**WHAT THE EXERCISE ASKS:** Say how many lines hold the string "року", and nothing more.

──────

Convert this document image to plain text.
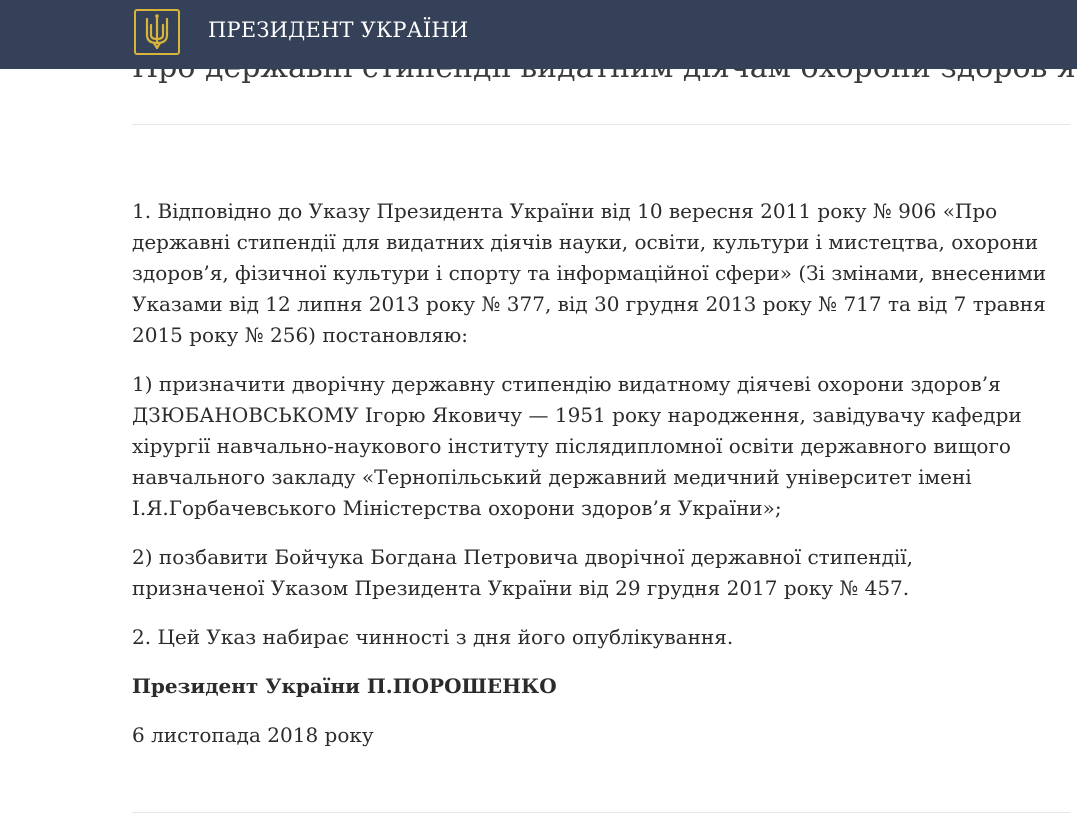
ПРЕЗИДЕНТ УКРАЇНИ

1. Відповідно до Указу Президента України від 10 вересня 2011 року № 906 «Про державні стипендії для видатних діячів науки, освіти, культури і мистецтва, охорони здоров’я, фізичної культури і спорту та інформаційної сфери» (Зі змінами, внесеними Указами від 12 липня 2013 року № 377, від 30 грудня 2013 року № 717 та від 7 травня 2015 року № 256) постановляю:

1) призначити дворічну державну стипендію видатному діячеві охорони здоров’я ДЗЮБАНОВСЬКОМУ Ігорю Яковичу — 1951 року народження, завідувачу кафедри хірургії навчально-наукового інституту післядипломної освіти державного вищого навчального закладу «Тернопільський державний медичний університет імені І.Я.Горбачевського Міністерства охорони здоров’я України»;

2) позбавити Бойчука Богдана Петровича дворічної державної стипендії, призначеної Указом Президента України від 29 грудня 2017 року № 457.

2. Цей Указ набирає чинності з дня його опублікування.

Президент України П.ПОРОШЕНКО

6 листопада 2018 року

──────

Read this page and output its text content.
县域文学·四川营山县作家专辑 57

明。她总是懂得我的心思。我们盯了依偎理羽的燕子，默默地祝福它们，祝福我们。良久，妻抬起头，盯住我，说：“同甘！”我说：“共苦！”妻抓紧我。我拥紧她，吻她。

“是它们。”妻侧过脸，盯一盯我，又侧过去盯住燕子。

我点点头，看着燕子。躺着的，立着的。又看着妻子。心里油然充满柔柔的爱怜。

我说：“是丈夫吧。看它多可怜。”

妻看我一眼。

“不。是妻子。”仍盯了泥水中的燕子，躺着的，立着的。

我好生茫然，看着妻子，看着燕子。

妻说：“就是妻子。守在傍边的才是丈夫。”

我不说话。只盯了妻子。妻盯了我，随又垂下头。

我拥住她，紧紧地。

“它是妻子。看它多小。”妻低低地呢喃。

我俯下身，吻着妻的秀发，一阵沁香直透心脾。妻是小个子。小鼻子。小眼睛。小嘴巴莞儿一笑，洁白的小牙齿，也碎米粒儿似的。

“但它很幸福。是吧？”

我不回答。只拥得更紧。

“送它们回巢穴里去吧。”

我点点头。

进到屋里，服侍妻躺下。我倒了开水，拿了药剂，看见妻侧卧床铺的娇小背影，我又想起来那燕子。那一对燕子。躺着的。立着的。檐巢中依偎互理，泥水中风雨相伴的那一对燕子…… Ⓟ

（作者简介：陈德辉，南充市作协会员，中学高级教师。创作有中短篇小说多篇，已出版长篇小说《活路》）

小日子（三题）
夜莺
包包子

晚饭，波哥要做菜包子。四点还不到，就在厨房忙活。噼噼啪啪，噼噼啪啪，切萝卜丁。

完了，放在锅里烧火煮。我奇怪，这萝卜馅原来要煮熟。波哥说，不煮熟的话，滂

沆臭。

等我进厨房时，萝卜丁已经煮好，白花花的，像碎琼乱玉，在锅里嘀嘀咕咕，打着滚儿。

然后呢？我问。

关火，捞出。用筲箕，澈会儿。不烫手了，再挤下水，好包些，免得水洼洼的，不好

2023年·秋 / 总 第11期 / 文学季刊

──────

**WORKED ANSWER:** 4